## Given problem
Scan the data below and pick out the lines containing the word "signal".

== Stored data ==

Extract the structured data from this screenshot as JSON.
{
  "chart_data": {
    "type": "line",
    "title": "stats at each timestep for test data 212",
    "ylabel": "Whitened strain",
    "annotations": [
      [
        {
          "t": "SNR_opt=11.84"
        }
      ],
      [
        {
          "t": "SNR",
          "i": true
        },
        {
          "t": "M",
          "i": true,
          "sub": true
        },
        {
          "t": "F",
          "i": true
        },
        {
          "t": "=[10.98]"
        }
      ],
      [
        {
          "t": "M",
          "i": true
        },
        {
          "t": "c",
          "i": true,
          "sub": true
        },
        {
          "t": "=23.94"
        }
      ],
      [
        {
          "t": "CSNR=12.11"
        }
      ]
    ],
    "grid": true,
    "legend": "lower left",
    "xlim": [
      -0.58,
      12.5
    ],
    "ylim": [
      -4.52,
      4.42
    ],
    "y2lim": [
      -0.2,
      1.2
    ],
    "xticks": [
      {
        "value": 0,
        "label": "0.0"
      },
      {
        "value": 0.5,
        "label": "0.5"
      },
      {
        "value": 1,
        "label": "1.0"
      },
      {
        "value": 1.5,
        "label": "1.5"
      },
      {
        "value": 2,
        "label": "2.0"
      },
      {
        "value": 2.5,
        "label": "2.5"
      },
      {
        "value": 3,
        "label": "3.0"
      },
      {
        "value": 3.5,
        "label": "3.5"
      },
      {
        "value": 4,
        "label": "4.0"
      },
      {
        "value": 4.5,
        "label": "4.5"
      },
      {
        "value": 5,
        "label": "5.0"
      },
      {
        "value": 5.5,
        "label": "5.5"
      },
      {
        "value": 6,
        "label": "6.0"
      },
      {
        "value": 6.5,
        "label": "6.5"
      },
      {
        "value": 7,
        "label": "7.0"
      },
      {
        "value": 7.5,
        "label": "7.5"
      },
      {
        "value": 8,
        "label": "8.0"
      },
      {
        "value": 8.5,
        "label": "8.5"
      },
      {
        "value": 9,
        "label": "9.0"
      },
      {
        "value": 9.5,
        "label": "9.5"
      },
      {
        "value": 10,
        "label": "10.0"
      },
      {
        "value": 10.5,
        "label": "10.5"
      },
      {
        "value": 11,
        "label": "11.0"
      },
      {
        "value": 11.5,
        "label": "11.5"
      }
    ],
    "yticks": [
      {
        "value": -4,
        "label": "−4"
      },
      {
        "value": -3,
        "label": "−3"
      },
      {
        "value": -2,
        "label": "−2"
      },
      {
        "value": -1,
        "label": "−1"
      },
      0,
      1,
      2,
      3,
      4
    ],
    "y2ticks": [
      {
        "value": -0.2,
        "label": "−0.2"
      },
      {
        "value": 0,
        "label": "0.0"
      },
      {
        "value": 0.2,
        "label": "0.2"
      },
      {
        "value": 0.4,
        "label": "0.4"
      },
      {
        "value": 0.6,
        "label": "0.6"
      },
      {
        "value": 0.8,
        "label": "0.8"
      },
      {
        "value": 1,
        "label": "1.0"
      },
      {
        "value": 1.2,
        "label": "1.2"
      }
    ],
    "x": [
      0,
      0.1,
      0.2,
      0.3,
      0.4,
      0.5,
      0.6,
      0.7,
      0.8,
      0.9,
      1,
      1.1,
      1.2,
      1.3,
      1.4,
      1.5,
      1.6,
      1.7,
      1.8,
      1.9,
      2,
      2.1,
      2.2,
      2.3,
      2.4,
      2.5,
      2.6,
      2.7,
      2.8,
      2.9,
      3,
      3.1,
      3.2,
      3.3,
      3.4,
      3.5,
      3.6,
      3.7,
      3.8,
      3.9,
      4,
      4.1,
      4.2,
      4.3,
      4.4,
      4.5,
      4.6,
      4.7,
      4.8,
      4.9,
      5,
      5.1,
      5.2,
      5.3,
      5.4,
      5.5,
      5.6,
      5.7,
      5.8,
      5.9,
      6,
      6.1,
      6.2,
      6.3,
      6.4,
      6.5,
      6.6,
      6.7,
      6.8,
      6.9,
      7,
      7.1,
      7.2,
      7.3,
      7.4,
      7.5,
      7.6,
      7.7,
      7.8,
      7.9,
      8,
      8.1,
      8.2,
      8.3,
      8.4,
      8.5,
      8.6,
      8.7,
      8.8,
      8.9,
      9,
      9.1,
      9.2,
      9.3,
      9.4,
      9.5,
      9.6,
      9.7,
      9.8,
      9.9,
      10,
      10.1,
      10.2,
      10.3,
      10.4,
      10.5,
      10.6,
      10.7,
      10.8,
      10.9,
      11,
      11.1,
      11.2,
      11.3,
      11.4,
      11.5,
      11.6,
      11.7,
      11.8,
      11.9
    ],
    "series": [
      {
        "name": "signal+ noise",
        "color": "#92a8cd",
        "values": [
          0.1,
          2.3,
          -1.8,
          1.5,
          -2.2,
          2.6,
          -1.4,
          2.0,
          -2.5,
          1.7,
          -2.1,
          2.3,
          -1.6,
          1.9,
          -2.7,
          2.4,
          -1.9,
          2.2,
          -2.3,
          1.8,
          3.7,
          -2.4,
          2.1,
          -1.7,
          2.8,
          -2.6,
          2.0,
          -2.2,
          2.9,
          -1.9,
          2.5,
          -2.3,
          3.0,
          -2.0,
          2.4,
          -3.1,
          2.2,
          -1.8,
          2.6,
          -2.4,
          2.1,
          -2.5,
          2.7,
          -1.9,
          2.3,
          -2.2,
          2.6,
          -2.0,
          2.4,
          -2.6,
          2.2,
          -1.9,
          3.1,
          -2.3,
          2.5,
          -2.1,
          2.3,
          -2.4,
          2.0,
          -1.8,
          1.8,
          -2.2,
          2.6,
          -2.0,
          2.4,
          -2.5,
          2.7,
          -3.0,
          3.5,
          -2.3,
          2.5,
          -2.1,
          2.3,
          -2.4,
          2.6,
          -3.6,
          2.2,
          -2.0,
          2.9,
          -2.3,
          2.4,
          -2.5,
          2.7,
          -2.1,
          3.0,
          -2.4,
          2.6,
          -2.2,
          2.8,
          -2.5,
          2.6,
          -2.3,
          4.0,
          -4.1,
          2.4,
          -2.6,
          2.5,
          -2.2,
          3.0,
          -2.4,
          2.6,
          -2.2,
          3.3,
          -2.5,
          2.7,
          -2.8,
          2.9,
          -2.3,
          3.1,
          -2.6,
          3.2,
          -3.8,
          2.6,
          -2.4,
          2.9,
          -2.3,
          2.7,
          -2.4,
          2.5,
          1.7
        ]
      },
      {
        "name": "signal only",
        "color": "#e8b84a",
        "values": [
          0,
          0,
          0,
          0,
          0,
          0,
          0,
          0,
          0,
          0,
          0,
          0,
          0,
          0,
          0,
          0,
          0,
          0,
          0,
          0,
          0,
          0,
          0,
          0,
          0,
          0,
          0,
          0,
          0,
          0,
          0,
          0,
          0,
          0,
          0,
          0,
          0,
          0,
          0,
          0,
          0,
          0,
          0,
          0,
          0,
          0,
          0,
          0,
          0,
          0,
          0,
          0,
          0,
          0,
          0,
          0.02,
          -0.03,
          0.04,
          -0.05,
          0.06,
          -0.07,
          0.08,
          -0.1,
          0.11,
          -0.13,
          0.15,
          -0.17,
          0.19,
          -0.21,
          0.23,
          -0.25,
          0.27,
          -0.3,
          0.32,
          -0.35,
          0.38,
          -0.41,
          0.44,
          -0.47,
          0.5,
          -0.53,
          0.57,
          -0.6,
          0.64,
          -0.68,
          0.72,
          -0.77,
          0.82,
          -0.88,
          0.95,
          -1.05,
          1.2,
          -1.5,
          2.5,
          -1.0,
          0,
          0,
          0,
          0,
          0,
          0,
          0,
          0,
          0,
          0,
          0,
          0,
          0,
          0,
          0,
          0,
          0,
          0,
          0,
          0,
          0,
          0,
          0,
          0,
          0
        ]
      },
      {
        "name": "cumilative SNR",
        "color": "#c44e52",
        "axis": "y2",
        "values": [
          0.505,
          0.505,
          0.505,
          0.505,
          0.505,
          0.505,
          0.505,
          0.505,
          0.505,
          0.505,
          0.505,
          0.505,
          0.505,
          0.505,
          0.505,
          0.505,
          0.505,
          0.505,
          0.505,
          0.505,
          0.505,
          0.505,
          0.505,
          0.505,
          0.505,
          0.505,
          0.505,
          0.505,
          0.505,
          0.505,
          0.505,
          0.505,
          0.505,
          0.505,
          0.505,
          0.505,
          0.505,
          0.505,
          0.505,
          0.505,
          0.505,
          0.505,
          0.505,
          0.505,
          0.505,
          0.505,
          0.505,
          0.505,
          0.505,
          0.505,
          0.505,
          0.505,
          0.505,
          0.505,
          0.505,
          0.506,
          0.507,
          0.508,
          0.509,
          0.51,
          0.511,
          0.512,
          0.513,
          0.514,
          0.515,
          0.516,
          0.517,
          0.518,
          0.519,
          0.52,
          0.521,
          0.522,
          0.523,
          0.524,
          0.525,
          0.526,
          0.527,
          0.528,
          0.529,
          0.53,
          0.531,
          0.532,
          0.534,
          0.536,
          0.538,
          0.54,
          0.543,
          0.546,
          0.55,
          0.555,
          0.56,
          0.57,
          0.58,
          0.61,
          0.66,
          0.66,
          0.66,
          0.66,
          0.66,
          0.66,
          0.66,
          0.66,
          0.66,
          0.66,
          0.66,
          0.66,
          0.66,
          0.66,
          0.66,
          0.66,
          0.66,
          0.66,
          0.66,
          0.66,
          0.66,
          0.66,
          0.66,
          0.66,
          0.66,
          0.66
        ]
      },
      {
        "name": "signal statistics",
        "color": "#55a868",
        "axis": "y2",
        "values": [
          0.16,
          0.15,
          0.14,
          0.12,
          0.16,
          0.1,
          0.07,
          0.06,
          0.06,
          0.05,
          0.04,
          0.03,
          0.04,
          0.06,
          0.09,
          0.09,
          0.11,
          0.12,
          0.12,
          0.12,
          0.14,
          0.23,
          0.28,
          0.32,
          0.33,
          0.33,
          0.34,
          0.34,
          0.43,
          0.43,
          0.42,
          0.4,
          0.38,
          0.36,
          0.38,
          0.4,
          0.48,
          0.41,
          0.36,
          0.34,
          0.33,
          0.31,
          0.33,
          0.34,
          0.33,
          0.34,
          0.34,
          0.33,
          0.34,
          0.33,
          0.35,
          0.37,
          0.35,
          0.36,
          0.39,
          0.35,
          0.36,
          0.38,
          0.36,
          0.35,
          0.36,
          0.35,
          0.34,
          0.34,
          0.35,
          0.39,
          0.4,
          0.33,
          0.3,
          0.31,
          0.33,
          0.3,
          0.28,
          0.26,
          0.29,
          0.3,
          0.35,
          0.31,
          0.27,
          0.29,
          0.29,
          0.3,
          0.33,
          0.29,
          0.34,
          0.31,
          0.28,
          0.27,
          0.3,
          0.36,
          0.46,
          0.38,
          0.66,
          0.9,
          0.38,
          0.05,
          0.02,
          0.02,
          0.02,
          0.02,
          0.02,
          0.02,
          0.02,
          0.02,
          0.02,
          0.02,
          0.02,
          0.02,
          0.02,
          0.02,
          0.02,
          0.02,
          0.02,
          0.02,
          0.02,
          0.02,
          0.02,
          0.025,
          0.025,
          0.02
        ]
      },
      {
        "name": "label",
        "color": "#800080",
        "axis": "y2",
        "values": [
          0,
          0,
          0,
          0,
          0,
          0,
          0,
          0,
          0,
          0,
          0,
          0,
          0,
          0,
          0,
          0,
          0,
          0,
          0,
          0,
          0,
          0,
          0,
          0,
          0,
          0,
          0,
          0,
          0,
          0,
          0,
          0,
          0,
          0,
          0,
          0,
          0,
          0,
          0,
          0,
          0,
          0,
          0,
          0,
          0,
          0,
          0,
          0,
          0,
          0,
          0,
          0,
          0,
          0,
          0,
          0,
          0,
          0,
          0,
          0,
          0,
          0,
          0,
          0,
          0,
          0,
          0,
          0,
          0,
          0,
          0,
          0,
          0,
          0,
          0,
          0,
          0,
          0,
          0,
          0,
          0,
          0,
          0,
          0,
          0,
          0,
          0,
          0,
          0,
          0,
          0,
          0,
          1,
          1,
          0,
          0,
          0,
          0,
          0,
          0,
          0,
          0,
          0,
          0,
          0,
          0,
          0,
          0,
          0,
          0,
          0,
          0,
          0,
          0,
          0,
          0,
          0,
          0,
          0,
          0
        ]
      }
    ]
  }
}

===

## Response to this exercise
        "name": "signal+ noise",
        "name": "signal only",
        "name": "signal statistics",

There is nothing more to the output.